Stored data entries
* start *
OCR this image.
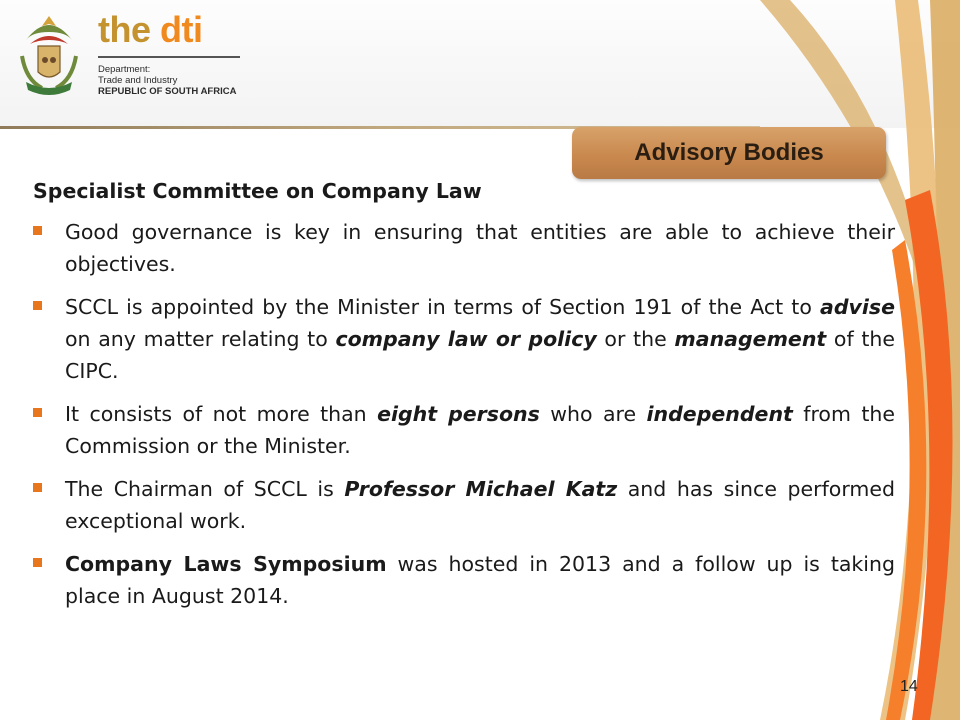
the dti
Department:
Trade and Industry
REPUBLIC OF SOUTH AFRICA
Advisory Bodies
Specialist Committee on Company Law
Good governance is key in ensuring that entities are able to achieve their objectives.
SCCL is appointed by the Minister in terms of Section 191 of the Act to advise on any matter relating to company law or policy or the management of the CIPC.
It consists of not more than eight persons who are independent from the Commission or the Minister.
The Chairman of SCCL is Professor Michael Katz and has since performed exceptional work.
Company Laws Symposium was hosted in 2013 and a follow up is taking place in August 2014.
14
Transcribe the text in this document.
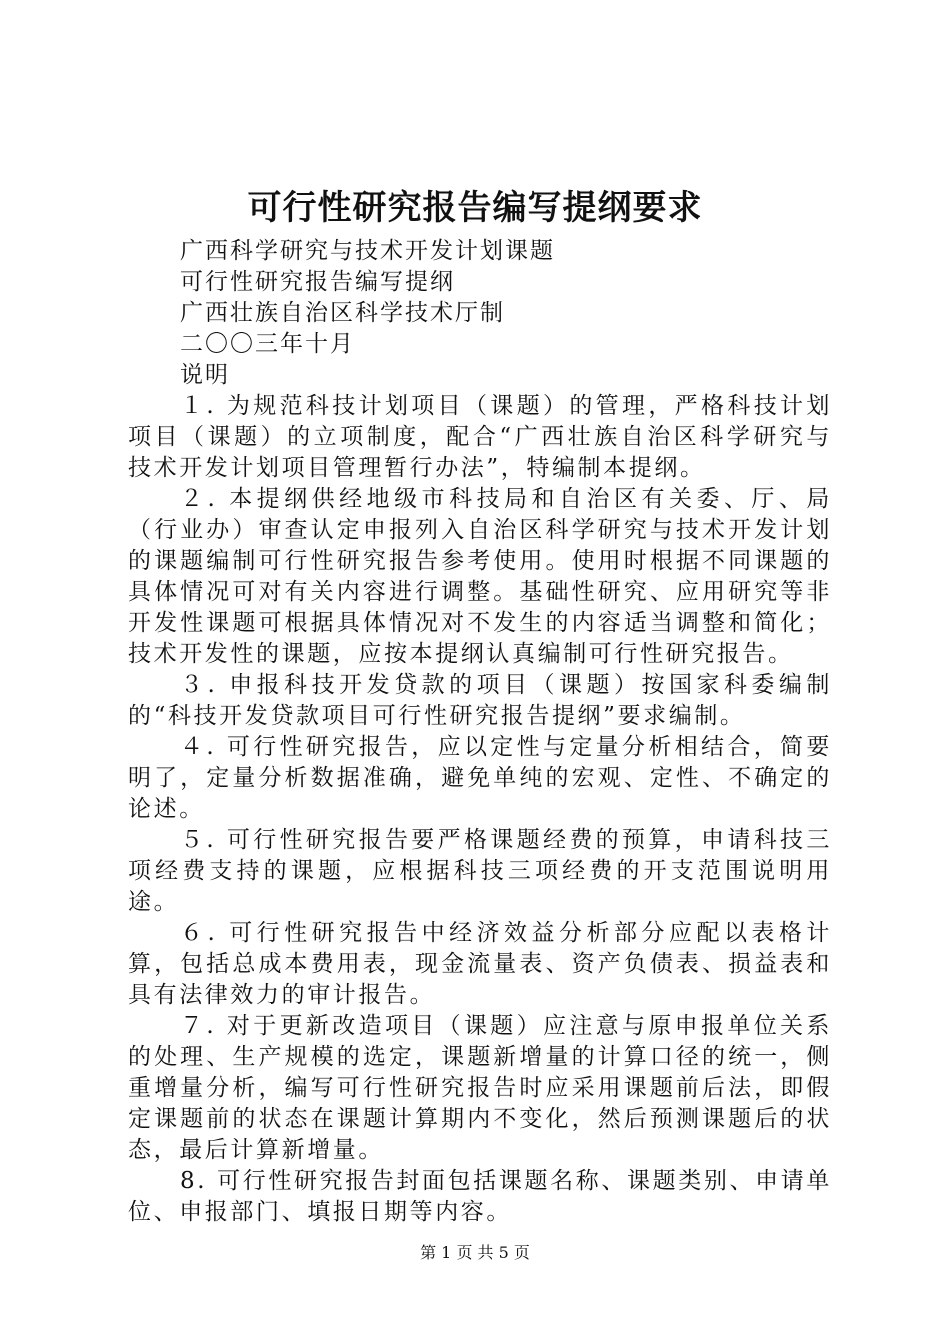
可行性研究报告编写提纲要求

广西科学研究与技术开发计划课题

可行性研究报告编写提纲

广西壮族自治区科学技术厅制

二〇〇三年十月

说明

１. 为规范科技计划项目（课题）的管理，严格科技计划项目（课题）的立项制度，配合“广西壮族自治区科学研究与技术开发计划项目管理暂行办法”，特编制本提纲。

２. 本提纲供经地级市科技局和自治区有关委、厅、局（行业办）审查认定申报列入自治区科学研究与技术开发计划的课题编制可行性研究报告参考使用。使用时根据不同课题的具体情况可对有关内容进行调整。基础性研究、应用研究等非开发性课题可根据具体情况对不发生的内容适当调整和简化；技术开发性的课题，应按本提纲认真编制可行性研究报告。

３. 申报科技开发贷款的项目（课题）按国家科委编制的“科技开发贷款项目可行性研究报告提纲”要求编制。

４. 可行性研究报告，应以定性与定量分析相结合，简要明了，定量分析数据准确，避免单纯的宏观、定性、不确定的论述。

５. 可行性研究报告要严格课题经费的预算，申请科技三项经费支持的课题，应根据科技三项经费的开支范围说明用途。

６. 可行性研究报告中经济效益分析部分应配以表格计算，包括总成本费用表，现金流量表、资产负债表、损益表和具有法律效力的审计报告。

７. 对于更新改造项目（课题）应注意与原申报单位关系的处理、生产规模的选定，课题新增量的计算口径的统一，侧重增量分析，编写可行性研究报告时应采用课题前后法，即假定课题前的状态在课题计算期内不变化，然后预测课题后的状态，最后计算新增量。

8. 可行性研究报告封面包括课题名称、课题类别、申请单位、申报部门、填报日期等内容。

第 1 页 共 5 页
* end *
- _PROBLEM TO SOLVE_: Scan the entries above for the word "Minister" and collect each line holding it.

- _EXERCISE OUTPUT_:
SCCL is appointed by the Minister in terms of Section 191 of the Act to advise on any matter relating to company law or policy or the management of the CIPC.
It consists of not more than eight persons who are independent from the Commission or the Minister.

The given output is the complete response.